* **Aim of the task**
Are you able to quote each entry exactly as written?
== Material for the task ==
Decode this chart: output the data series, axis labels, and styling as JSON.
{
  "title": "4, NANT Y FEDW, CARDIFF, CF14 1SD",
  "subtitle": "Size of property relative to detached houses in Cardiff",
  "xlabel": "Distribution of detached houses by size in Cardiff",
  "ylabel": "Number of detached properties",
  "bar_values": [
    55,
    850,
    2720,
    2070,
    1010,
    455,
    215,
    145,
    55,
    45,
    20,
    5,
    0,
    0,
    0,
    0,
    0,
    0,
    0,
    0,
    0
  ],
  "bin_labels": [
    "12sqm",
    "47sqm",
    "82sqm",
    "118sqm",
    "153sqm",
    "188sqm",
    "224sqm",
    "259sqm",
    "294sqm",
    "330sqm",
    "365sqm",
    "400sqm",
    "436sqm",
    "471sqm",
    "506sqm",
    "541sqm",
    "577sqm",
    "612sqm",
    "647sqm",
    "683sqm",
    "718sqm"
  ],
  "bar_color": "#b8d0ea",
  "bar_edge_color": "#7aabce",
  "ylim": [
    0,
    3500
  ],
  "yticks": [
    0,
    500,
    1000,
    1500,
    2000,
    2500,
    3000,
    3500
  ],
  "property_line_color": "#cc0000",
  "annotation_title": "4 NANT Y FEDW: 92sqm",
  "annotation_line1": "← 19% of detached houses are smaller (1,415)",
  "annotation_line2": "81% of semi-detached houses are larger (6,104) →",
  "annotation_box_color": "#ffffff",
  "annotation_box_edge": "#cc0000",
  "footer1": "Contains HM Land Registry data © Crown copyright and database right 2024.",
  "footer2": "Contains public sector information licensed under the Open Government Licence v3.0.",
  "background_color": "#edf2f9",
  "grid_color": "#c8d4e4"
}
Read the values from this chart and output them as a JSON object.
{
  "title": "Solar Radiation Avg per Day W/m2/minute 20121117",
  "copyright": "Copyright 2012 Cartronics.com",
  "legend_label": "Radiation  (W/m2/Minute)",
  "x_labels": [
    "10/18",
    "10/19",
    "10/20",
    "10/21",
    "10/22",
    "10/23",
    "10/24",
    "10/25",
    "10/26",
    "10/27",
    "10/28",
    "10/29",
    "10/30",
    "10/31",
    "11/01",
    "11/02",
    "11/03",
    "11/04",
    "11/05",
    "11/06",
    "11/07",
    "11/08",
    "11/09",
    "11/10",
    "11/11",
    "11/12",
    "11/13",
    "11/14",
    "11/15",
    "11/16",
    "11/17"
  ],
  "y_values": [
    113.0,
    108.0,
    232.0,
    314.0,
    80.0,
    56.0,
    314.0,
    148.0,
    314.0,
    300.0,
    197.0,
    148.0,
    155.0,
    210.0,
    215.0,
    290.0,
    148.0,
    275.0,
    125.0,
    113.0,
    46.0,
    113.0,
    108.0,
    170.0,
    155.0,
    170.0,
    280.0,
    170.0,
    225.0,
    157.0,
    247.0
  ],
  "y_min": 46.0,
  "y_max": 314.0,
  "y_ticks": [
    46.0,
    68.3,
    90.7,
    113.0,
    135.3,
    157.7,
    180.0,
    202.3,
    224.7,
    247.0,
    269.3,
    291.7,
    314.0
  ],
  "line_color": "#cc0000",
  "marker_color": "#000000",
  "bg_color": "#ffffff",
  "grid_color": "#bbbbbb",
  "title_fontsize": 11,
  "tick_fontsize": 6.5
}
===
* **Finished task**
Decode this chart: output the data series, axis labels, and styling as JSON.
{
  "title": "4, NANT Y FEDW, CARDIFF, CF14 1SD",
  "subtitle": "Size of property relative to detached houses in Cardiff",
  "xlabel": "Distribution of detached houses by size in Cardiff",
  "ylabel": "Number of detached properties",
  "bar_values": [
    55,
    850,
    2720,
    2070,
    1010,
    455,
    215,
    145,
    55,
    45,
    20,
    5,
    0,
    0,
    0,
    0,
    0,
    0,
    0,
    0,
    0
  ],
  "bin_labels": [
    "12sqm",
    "47sqm",
    "82sqm",
    "118sqm",
    "153sqm",
    "188sqm",
    "224sqm",
    "259sqm",
    "294sqm",
    "330sqm",
    "365sqm",
    "400sqm",
    "436sqm",
    "471sqm",
    "506sqm",
    "541sqm",
    "577sqm",
    "612sqm",
    "647sqm",
    "683sqm",
    "718sqm"
  ],
  "bar_color": "#b8d0ea",
  "bar_edge_color": "#7aabce",
  "ylim": [
    0,
    3500
  ],
  "yticks": [
    0,
    500,
    1000,
    1500,
    2000,
    2500,
    3000,
    3500
  ],
  "property_line_color": "#cc0000",
  "annotation_title": "4 NANT Y FEDW: 92sqm",
  "annotation_line1": "← 19% of detached houses are smaller (1,415)",
  "annotation_line2": "81% of semi-detached houses are larger (6,104) →",
  "annotation_box_color": "#ffffff",
  "annotation_box_edge": "#cc0000",
  "footer1": "Contains HM Land Registry data © Crown copyright and database right 2024.",
  "footer2": "Contains public sector information licensed under the Open Government Licence v3.0.",
  "background_color": "#edf2f9",
  "grid_color": "#c8d4e4"
}
Read the values from this chart and output them as a JSON object.
{
  "title": "Solar Radiation Avg per Day W/m2/minute 20121117",
  "copyright": "Copyright 2012 Cartronics.com",
  "legend_label": "Radiation  (W/m2/Minute)",
  "x_labels": [
    "10/18",
    "10/19",
    "10/20",
    "10/21",
    "10/22",
    "10/23",
    "10/24",
    "10/25",
    "10/26",
    "10/27",
    "10/28",
    "10/29",
    "10/30",
    "10/31",
    "11/01",
    "11/02",
    "11/03",
    "11/04",
    "11/05",
    "11/06",
    "11/07",
    "11/08",
    "11/09",
    "11/10",
    "11/11",
    "11/12",
    "11/13",
    "11/14",
    "11/15",
    "11/16",
    "11/17"
  ],
  "y_values": [
    113.0,
    108.0,
    232.0,
    314.0,
    80.0,
    56.0,
    314.0,
    148.0,
    314.0,
    300.0,
    197.0,
    148.0,
    155.0,
    210.0,
    215.0,
    290.0,
    148.0,
    275.0,
    125.0,
    113.0,
    46.0,
    113.0,
    108.0,
    170.0,
    155.0,
    170.0,
    280.0,
    170.0,
    225.0,
    157.0,
    247.0
  ],
  "y_min": 46.0,
  "y_max": 314.0,
  "y_ticks": [
    46.0,
    68.3,
    90.7,
    113.0,
    135.3,
    157.7,
    180.0,
    202.3,
    224.7,
    247.0,
    269.3,
    291.7,
    314.0
  ],
  "line_color": "#cc0000",
  "marker_color": "#000000",
  "bg_color": "#ffffff",
  "grid_color": "#bbbbbb",
  "title_fontsize": 11,
  "tick_fontsize": 6.5
}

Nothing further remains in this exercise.